■ Aim of the task
Copy every entry word for word, but skip the pictures.

■ Information provided

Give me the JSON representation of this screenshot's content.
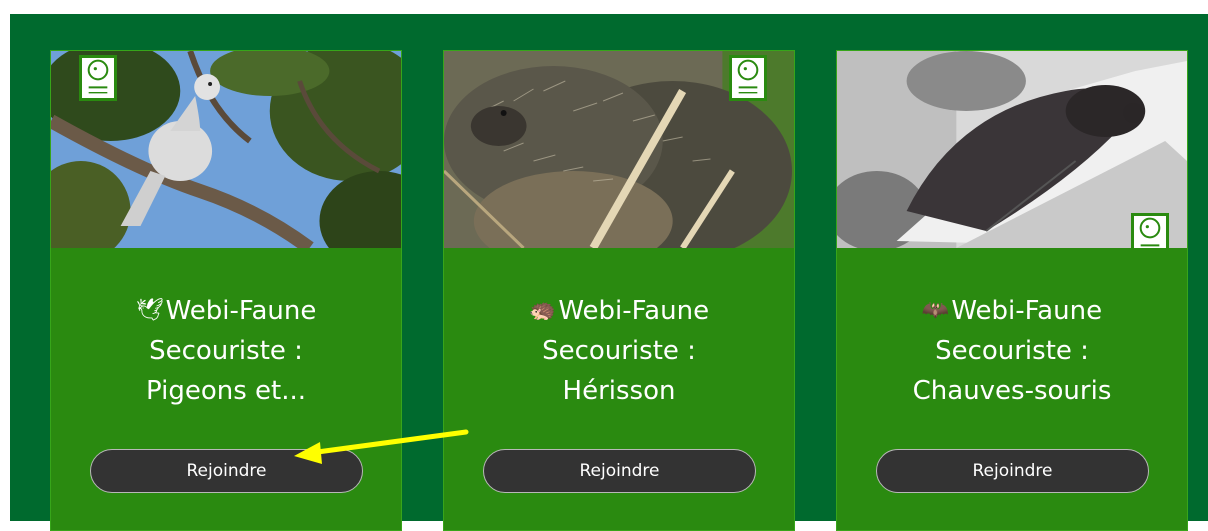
{
  "cards": [
    {
      "icon": "dove-icon",
      "emoji": "🕊",
      "title_line1": "Webi-Faune",
      "title_line2": "Secouriste :",
      "title_line3": "Pigeons et...",
      "button_label": "Rejoindre"
    },
    {
      "icon": "hedgehog-icon",
      "emoji": "🦔",
      "title_line1": "Webi-Faune",
      "title_line2": "Secouriste :",
      "title_line3": "Hérisson",
      "button_label": "Rejoindre"
    },
    {
      "icon": "bat-icon",
      "emoji": "🦇",
      "title_line1": "Webi-Faune",
      "title_line2": "Secouriste :",
      "title_line3": "Chauves-souris",
      "button_label": "Rejoindre"
    }
  ],
  "colors": {
    "panel_background": "#006a2e",
    "card_background": "#2a8a10",
    "button_background": "#333333",
    "annotation_arrow": "#ffff00"
  }
}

■ Expected output
Give me the JSON representation of this screenshot's content.
{
  "cards": [
    {
      "icon": "dove-icon",
      "emoji": "🕊",
      "title_line1": "Webi-Faune",
      "title_line2": "Secouriste :",
      "title_line3": "Pigeons et...",
      "button_label": "Rejoindre"
    },
    {
      "icon": "hedgehog-icon",
      "emoji": "🦔",
      "title_line1": "Webi-Faune",
      "title_line2": "Secouriste :",
      "title_line3": "Hérisson",
      "button_label": "Rejoindre"
    },
    {
      "icon": "bat-icon",
      "emoji": "🦇",
      "title_line1": "Webi-Faune",
      "title_line2": "Secouriste :",
      "title_line3": "Chauves-souris",
      "button_label": "Rejoindre"
    }
  ],
  "colors": {
    "panel_background": "#006a2e",
    "card_background": "#2a8a10",
    "button_background": "#333333",
    "annotation_arrow": "#ffff00"
  }
}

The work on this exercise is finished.